Recorded data
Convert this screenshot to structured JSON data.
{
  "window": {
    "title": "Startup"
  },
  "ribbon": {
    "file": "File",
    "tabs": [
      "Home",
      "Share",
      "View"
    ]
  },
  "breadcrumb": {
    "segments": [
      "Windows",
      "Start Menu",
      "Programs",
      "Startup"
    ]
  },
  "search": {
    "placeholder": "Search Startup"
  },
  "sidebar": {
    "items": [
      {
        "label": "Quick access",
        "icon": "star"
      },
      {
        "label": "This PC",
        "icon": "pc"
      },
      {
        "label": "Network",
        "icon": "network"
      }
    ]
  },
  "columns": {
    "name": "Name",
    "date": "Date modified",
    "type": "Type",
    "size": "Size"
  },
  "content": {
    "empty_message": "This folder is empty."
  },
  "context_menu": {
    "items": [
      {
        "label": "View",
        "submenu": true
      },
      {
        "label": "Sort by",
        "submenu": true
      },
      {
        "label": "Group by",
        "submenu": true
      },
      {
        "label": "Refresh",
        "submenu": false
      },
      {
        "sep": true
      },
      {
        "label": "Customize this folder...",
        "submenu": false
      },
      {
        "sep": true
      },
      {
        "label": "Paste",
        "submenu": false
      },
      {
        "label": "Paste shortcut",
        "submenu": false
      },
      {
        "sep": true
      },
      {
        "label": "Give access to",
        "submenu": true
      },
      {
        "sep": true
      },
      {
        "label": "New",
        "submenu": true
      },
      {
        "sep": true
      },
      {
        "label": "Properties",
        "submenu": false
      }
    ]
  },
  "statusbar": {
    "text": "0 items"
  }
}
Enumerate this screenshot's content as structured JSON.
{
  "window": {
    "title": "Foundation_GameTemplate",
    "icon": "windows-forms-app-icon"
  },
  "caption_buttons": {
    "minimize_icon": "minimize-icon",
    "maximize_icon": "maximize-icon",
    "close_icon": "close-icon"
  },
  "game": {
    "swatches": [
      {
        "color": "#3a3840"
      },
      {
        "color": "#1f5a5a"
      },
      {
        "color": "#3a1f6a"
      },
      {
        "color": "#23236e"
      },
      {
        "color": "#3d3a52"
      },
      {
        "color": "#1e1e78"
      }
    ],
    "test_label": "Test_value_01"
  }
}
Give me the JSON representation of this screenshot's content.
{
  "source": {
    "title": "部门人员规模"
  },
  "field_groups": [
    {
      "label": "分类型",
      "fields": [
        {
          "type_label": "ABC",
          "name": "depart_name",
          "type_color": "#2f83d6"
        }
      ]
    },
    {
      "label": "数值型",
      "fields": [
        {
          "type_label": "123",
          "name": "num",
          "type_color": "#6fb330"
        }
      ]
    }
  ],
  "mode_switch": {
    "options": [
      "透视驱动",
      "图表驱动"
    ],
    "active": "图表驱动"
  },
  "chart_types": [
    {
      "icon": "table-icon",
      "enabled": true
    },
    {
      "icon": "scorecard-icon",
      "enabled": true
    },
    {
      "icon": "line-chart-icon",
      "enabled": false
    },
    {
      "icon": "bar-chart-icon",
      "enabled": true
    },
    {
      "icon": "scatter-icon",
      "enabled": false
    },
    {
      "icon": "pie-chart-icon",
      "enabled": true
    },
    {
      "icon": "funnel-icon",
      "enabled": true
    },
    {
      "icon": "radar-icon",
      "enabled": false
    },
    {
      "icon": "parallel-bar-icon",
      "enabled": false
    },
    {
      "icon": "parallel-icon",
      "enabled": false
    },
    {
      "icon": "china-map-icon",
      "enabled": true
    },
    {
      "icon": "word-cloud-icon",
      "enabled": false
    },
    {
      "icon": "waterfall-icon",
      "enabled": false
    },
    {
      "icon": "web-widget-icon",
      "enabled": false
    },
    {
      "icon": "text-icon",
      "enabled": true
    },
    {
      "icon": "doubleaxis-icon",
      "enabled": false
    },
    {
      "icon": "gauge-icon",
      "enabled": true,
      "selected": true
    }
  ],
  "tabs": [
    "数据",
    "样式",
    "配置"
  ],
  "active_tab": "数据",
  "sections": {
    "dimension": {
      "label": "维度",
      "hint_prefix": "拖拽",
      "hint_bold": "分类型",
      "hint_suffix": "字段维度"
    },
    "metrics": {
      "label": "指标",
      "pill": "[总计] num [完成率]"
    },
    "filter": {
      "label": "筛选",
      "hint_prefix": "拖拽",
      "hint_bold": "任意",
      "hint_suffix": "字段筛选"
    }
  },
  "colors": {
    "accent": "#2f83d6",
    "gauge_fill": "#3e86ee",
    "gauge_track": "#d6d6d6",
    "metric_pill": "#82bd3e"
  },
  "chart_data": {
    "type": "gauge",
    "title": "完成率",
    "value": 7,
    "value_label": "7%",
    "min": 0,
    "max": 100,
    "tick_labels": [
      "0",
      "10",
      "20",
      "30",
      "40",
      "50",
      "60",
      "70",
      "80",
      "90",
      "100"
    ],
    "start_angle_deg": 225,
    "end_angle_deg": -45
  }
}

▶ _TO BE DONE_: Word for word, write out all of the data above.

▶ _THE RESULT_:
Convert this screenshot to structured JSON data.
{
  "window": {
    "title": "Startup"
  },
  "ribbon": {
    "file": "File",
    "tabs": [
      "Home",
      "Share",
      "View"
    ]
  },
  "breadcrumb": {
    "segments": [
      "Windows",
      "Start Menu",
      "Programs",
      "Startup"
    ]
  },
  "search": {
    "placeholder": "Search Startup"
  },
  "sidebar": {
    "items": [
      {
        "label": "Quick access",
        "icon": "star"
      },
      {
        "label": "This PC",
        "icon": "pc"
      },
      {
        "label": "Network",
        "icon": "network"
      }
    ]
  },
  "columns": {
    "name": "Name",
    "date": "Date modified",
    "type": "Type",
    "size": "Size"
  },
  "content": {
    "empty_message": "This folder is empty."
  },
  "context_menu": {
    "items": [
      {
        "label": "View",
        "submenu": true
      },
      {
        "label": "Sort by",
        "submenu": true
      },
      {
        "label": "Group by",
        "submenu": true
      },
      {
        "label": "Refresh",
        "submenu": false
      },
      {
        "sep": true
      },
      {
        "label": "Customize this folder...",
        "submenu": false
      },
      {
        "sep": true
      },
      {
        "label": "Paste",
        "submenu": false
      },
      {
        "label": "Paste shortcut",
        "submenu": false
      },
      {
        "sep": true
      },
      {
        "label": "Give access to",
        "submenu": true
      },
      {
        "sep": true
      },
      {
        "label": "New",
        "submenu": true
      },
      {
        "sep": true
      },
      {
        "label": "Properties",
        "submenu": false
      }
    ]
  },
  "statusbar": {
    "text": "0 items"
  }
}
Enumerate this screenshot's content as structured JSON.
{
  "window": {
    "title": "Foundation_GameTemplate",
    "icon": "windows-forms-app-icon"
  },
  "caption_buttons": {
    "minimize_icon": "minimize-icon",
    "maximize_icon": "maximize-icon",
    "close_icon": "close-icon"
  },
  "game": {
    "swatches": [
      {
        "color": "#3a3840"
      },
      {
        "color": "#1f5a5a"
      },
      {
        "color": "#3a1f6a"
      },
      {
        "color": "#23236e"
      },
      {
        "color": "#3d3a52"
      },
      {
        "color": "#1e1e78"
      }
    ],
    "test_label": "Test_value_01"
  }
}
Give me the JSON representation of this screenshot's content.
{
  "source": {
    "title": "部门人员规模"
  },
  "field_groups": [
    {
      "label": "分类型",
      "fields": [
        {
          "type_label": "ABC",
          "name": "depart_name",
          "type_color": "#2f83d6"
        }
      ]
    },
    {
      "label": "数值型",
      "fields": [
        {
          "type_label": "123",
          "name": "num",
          "type_color": "#6fb330"
        }
      ]
    }
  ],
  "mode_switch": {
    "options": [
      "透视驱动",
      "图表驱动"
    ],
    "active": "图表驱动"
  },
  "chart_types": [
    {
      "icon": "table-icon",
      "enabled": true
    },
    {
      "icon": "scorecard-icon",
      "enabled": true
    },
    {
      "icon": "line-chart-icon",
      "enabled": false
    },
    {
      "icon": "bar-chart-icon",
      "enabled": true
    },
    {
      "icon": "scatter-icon",
      "enabled": false
    },
    {
      "icon": "pie-chart-icon",
      "enabled": true
    },
    {
      "icon": "funnel-icon",
      "enabled": true
    },
    {
      "icon": "radar-icon",
      "enabled": false
    },
    {
      "icon": "parallel-bar-icon",
      "enabled": false
    },
    {
      "icon": "parallel-icon",
      "enabled": false
    },
    {
      "icon": "china-map-icon",
      "enabled": true
    },
    {
      "icon": "word-cloud-icon",
      "enabled": false
    },
    {
      "icon": "waterfall-icon",
      "enabled": false
    },
    {
      "icon": "web-widget-icon",
      "enabled": false
    },
    {
      "icon": "text-icon",
      "enabled": true
    },
    {
      "icon": "doubleaxis-icon",
      "enabled": false
    },
    {
      "icon": "gauge-icon",
      "enabled": true,
      "selected": true
    }
  ],
  "tabs": [
    "数据",
    "样式",
    "配置"
  ],
  "active_tab": "数据",
  "sections": {
    "dimension": {
      "label": "维度",
      "hint_prefix": "拖拽",
      "hint_bold": "分类型",
      "hint_suffix": "字段维度"
    },
    "metrics": {
      "label": "指标",
      "pill": "[总计] num [完成率]"
    },
    "filter": {
      "label": "筛选",
      "hint_prefix": "拖拽",
      "hint_bold": "任意",
      "hint_suffix": "字段筛选"
    }
  },
  "colors": {
    "accent": "#2f83d6",
    "gauge_fill": "#3e86ee",
    "gauge_track": "#d6d6d6",
    "metric_pill": "#82bd3e"
  },
  "chart_data": {
    "type": "gauge",
    "title": "完成率",
    "value": 7,
    "value_label": "7%",
    "min": 0,
    "max": 100,
    "tick_labels": [
      "0",
      "10",
      "20",
      "30",
      "40",
      "50",
      "60",
      "70",
      "80",
      "90",
      "100"
    ],
    "start_angle_deg": 225,
    "end_angle_deg": -45
  }
}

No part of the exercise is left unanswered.